* Problem details: Report every line in the listing below where the string "text" shows up.

* Material for this task:
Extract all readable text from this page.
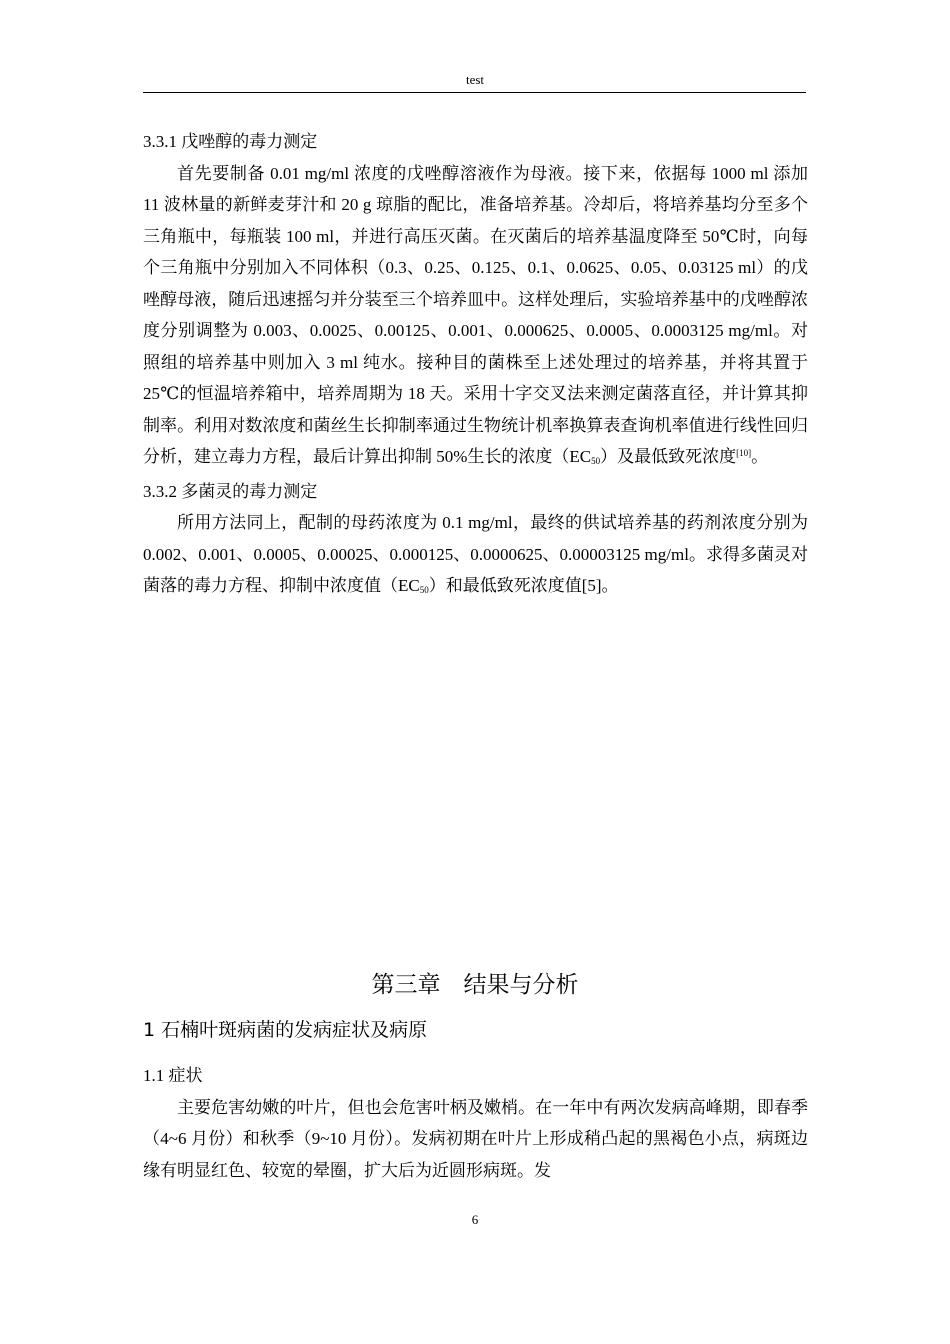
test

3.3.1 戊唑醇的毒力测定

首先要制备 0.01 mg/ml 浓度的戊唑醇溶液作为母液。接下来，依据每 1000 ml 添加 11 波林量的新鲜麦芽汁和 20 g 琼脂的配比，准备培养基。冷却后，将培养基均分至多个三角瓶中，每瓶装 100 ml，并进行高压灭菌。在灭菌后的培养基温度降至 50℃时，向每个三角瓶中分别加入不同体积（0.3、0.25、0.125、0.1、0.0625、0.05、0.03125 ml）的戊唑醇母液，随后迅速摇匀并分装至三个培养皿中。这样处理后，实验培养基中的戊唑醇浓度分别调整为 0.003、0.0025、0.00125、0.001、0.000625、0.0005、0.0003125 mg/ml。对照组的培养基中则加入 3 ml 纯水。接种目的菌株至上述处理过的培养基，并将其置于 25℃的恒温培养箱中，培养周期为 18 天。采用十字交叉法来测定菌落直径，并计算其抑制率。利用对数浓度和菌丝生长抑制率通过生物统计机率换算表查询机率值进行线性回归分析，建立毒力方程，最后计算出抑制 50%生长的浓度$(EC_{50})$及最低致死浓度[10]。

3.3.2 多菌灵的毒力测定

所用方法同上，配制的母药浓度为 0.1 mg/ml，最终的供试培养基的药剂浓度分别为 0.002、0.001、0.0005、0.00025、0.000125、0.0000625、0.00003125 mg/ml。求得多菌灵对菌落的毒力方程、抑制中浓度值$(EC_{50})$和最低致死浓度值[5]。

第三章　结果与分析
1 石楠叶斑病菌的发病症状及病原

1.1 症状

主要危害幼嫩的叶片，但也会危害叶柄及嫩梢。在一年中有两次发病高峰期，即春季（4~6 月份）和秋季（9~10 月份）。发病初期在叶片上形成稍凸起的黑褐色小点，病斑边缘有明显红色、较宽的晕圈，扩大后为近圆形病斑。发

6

==

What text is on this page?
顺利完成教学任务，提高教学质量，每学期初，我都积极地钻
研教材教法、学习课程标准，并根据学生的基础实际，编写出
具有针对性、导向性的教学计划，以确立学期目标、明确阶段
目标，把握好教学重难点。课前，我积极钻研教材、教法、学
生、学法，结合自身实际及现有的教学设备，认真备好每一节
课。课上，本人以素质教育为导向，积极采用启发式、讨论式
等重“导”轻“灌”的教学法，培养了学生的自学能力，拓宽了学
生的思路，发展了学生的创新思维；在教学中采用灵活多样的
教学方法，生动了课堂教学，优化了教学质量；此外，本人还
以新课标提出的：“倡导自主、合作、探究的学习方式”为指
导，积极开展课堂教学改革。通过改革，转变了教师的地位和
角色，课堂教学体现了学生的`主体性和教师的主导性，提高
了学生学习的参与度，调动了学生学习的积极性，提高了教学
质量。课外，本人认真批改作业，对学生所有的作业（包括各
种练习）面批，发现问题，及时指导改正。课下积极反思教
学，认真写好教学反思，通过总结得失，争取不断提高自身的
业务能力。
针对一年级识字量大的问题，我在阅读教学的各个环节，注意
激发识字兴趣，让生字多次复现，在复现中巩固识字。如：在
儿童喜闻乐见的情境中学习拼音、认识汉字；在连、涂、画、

* Expected answer:
Extract all readable text from this page.
What text is on this page?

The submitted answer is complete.